● INFORMATION SUPPLIED
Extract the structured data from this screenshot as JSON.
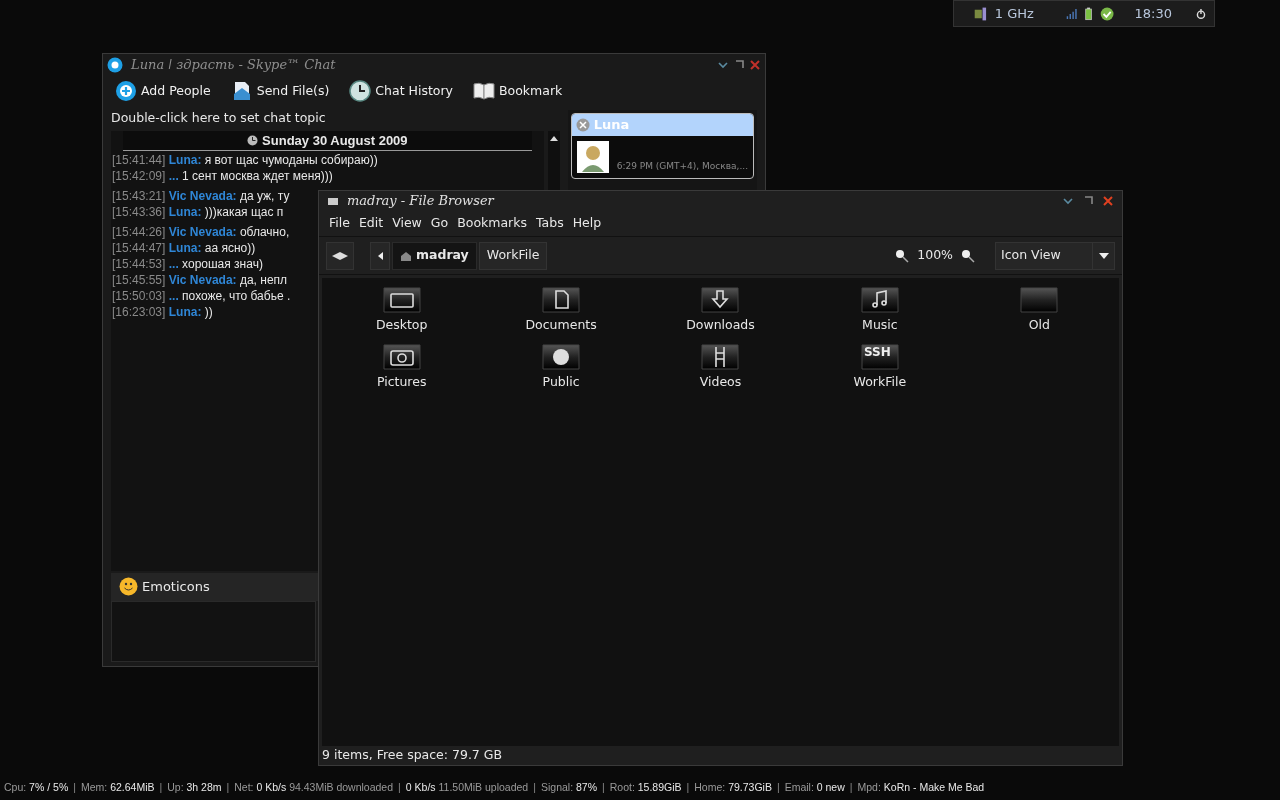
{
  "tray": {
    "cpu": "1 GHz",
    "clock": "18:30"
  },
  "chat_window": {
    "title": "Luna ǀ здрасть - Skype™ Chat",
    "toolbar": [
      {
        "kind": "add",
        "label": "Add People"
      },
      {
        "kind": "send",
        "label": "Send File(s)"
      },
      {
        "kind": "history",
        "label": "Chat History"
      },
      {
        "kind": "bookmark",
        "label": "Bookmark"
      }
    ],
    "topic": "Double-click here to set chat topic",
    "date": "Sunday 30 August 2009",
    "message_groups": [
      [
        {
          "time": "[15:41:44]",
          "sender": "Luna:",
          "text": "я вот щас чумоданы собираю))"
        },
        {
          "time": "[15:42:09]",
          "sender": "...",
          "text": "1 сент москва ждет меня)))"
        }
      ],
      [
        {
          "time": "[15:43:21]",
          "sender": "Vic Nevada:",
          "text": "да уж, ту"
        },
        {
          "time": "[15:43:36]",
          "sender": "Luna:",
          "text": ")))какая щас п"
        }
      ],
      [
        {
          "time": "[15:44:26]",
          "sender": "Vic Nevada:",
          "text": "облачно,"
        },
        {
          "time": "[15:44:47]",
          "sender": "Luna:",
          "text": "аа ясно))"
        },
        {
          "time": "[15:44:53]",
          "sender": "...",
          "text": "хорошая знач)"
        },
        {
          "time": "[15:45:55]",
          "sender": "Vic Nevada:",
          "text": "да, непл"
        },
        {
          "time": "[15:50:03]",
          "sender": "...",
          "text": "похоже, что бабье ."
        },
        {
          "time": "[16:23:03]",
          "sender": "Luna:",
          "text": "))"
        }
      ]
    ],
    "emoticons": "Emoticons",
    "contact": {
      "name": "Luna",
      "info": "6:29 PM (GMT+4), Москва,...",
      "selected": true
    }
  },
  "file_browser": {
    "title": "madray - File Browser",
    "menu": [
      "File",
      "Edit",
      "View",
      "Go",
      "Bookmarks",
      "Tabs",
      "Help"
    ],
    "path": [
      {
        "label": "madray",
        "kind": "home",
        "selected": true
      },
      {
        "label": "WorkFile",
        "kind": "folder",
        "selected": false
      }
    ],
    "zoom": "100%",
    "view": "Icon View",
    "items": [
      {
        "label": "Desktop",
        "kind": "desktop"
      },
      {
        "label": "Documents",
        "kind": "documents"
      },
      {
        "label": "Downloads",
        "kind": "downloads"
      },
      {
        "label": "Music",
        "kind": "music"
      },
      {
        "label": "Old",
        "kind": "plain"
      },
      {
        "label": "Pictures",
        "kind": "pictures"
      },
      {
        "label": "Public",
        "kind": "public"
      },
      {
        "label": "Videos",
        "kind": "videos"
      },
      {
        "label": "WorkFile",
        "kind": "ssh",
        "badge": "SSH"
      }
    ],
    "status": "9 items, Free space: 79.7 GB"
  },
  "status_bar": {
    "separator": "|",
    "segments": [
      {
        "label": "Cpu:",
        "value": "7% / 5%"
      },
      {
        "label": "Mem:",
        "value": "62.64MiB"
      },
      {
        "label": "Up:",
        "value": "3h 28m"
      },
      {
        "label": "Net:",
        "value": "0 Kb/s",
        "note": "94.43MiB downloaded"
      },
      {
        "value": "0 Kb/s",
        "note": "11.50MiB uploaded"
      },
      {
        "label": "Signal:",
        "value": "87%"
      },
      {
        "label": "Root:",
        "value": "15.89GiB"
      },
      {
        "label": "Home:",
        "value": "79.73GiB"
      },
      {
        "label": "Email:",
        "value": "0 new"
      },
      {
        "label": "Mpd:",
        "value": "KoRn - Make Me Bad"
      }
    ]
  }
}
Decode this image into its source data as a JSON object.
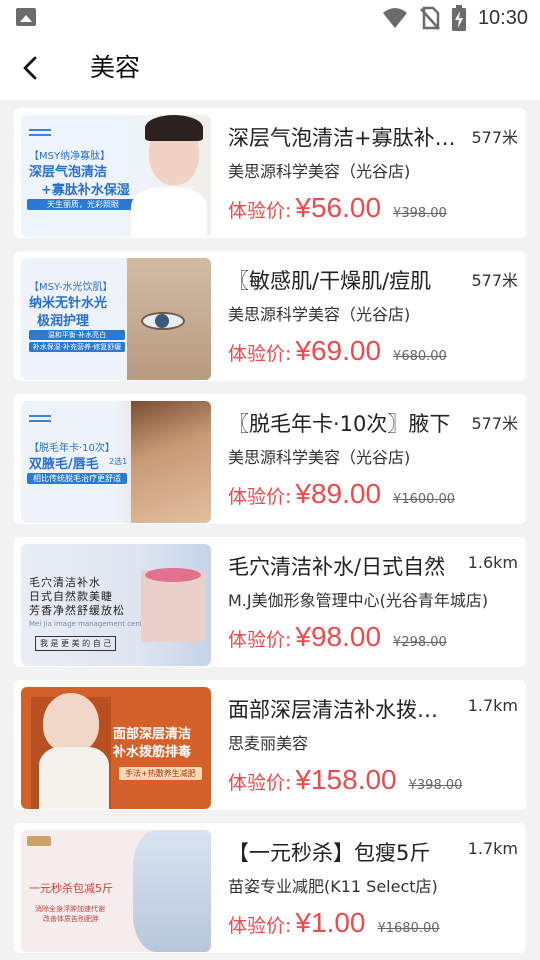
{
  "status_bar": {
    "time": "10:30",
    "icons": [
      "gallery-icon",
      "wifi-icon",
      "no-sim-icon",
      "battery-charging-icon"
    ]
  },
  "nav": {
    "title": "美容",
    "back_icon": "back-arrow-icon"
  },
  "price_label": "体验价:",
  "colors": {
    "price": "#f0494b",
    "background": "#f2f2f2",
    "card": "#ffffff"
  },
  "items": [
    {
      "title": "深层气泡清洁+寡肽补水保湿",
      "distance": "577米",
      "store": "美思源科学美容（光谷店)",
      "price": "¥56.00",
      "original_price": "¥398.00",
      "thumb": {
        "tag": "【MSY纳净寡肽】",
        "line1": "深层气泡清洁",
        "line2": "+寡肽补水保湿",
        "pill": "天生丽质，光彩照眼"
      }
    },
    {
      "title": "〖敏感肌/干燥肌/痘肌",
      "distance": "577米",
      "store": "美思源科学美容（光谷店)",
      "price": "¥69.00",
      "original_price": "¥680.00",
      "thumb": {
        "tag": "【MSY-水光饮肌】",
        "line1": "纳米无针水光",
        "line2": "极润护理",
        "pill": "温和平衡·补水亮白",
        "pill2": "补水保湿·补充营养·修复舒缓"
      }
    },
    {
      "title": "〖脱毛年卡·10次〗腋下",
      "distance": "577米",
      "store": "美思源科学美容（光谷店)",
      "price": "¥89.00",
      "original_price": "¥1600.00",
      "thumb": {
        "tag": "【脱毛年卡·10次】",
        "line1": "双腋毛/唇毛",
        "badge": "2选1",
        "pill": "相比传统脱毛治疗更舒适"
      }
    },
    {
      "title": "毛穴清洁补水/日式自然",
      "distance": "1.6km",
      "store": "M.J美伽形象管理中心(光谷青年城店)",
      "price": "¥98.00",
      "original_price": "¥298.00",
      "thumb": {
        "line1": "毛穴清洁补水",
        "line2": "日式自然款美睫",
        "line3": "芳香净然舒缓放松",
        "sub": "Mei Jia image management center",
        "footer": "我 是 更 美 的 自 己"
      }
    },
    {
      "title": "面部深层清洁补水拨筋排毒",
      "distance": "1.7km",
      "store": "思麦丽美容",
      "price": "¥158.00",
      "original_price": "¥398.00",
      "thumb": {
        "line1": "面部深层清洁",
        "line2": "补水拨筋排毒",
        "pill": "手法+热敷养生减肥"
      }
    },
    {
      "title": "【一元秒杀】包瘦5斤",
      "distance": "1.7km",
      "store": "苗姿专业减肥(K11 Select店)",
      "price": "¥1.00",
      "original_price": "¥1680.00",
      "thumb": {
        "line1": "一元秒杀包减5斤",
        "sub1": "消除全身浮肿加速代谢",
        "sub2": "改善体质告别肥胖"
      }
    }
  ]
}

● TASK DESCRIPTION
Copy each line of the data that contains the word "image".

● WRITTEN SOLUTION
Decode this image into its source data as a JSON object.
        "sub": "Mei Jia image management center",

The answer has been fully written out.